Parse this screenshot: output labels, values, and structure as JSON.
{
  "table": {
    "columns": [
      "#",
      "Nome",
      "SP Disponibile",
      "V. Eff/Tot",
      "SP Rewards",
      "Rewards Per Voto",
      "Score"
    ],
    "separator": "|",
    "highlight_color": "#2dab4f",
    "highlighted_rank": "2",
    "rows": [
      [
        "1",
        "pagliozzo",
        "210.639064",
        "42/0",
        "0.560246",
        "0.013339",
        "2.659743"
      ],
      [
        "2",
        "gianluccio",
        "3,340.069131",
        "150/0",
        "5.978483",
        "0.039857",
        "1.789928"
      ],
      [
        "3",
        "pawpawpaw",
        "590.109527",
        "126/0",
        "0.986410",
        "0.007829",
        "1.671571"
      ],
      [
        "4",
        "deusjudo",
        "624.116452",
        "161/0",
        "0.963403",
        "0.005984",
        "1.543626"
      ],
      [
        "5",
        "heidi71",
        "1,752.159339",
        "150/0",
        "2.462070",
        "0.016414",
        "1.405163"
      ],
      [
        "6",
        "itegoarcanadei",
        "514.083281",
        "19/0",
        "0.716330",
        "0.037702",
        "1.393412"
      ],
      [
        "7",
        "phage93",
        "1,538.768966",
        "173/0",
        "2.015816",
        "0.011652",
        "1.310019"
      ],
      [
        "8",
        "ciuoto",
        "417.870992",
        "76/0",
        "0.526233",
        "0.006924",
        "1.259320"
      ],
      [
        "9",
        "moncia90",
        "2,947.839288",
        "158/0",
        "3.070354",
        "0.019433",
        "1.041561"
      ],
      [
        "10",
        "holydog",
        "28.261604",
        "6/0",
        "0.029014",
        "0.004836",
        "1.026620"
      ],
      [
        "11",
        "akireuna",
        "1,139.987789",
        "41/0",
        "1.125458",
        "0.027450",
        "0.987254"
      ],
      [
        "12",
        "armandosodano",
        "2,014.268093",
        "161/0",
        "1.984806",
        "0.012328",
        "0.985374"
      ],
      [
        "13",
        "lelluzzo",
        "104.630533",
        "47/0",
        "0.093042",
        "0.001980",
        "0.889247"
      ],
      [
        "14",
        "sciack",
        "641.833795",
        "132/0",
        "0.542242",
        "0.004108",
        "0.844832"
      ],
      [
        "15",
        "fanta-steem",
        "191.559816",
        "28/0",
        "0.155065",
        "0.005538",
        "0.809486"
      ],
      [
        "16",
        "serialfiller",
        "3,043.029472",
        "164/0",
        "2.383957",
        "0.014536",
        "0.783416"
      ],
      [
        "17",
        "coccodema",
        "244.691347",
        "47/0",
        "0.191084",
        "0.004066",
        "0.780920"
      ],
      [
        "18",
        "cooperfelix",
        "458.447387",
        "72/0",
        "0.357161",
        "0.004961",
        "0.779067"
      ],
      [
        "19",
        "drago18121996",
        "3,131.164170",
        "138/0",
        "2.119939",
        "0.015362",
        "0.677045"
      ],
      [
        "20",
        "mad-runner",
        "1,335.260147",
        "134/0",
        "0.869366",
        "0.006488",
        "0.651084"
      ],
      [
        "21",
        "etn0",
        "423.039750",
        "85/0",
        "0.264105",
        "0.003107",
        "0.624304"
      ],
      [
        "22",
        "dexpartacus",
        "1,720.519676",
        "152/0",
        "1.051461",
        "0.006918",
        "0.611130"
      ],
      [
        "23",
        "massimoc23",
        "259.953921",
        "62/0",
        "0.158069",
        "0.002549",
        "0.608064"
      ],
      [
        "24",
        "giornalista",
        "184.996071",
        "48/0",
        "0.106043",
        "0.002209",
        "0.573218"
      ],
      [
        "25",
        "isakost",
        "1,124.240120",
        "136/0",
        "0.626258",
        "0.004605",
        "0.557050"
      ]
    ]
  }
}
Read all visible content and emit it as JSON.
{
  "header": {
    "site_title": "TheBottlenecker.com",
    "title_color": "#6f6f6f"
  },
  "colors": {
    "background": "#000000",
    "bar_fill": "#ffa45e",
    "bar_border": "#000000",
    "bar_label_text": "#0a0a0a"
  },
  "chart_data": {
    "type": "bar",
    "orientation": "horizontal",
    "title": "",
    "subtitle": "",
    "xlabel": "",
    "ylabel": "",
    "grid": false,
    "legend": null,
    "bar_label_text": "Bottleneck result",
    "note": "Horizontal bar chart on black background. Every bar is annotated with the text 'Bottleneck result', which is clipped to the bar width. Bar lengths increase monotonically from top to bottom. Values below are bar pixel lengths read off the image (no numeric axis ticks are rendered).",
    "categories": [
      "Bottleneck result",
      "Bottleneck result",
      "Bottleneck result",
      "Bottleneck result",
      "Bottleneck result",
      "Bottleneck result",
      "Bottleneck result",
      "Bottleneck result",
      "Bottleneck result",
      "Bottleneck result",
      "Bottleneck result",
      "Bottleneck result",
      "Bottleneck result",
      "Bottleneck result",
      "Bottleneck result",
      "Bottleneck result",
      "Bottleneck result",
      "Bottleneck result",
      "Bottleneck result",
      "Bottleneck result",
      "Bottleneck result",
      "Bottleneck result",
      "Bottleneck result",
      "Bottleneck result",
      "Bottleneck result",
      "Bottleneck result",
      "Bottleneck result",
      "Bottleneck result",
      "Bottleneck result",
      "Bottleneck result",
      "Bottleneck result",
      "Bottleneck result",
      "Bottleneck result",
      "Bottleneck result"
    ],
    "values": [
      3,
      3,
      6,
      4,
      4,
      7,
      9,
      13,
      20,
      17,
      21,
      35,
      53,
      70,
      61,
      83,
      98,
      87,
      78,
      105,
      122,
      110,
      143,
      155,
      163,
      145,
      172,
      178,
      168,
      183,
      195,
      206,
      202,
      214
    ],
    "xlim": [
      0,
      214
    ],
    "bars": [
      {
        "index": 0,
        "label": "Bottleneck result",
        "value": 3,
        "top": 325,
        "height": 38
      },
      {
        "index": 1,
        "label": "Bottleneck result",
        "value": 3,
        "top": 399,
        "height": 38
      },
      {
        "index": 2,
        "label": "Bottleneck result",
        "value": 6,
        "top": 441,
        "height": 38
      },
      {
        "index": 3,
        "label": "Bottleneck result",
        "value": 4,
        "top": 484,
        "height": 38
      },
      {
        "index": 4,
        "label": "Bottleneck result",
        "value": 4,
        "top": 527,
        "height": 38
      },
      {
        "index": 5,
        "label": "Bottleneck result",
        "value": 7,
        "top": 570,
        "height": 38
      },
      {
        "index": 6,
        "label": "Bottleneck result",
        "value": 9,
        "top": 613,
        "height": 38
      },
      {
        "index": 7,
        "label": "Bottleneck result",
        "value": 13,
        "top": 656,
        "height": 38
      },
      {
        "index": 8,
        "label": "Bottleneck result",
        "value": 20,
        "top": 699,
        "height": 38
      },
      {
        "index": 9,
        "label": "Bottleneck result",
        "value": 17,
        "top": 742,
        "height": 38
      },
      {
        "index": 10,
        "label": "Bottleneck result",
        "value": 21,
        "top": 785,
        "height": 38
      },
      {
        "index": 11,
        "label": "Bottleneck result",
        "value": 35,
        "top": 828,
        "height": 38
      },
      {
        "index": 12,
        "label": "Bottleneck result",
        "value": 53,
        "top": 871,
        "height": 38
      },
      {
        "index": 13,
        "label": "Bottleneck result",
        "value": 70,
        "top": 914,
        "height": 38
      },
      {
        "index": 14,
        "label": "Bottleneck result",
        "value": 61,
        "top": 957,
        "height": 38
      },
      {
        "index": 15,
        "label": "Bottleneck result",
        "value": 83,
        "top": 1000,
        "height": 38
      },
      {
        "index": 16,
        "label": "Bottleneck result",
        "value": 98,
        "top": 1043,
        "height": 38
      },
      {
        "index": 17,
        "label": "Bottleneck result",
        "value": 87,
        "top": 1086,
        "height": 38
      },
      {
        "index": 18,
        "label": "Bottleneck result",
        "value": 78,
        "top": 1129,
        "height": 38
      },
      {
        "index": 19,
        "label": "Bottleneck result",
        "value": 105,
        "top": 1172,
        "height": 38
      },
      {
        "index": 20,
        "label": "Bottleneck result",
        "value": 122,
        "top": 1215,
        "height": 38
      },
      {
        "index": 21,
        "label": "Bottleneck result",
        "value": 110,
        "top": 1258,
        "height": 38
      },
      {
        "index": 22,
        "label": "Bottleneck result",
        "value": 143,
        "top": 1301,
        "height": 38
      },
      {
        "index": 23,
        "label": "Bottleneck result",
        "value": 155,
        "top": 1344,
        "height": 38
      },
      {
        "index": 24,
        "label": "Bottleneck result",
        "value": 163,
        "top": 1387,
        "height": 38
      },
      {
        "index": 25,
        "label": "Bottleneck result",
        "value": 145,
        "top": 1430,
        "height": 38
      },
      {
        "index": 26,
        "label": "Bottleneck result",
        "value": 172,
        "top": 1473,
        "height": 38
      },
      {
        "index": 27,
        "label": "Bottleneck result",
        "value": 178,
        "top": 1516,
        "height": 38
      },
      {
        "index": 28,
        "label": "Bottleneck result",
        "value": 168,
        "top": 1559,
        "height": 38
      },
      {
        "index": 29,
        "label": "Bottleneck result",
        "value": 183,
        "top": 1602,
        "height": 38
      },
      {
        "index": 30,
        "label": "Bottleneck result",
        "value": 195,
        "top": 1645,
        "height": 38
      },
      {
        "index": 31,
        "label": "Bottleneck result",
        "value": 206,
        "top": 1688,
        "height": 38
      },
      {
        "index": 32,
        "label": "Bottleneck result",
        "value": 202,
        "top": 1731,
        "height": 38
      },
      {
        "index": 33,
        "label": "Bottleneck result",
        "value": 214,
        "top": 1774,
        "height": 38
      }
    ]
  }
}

-- WORK TO COMPLETE --
Write out every line from the entries where "JSON" appears.

-- TASK ANSWER --
Parse this screenshot: output labels, values, and structure as JSON.
Read all visible content and emit it as JSON.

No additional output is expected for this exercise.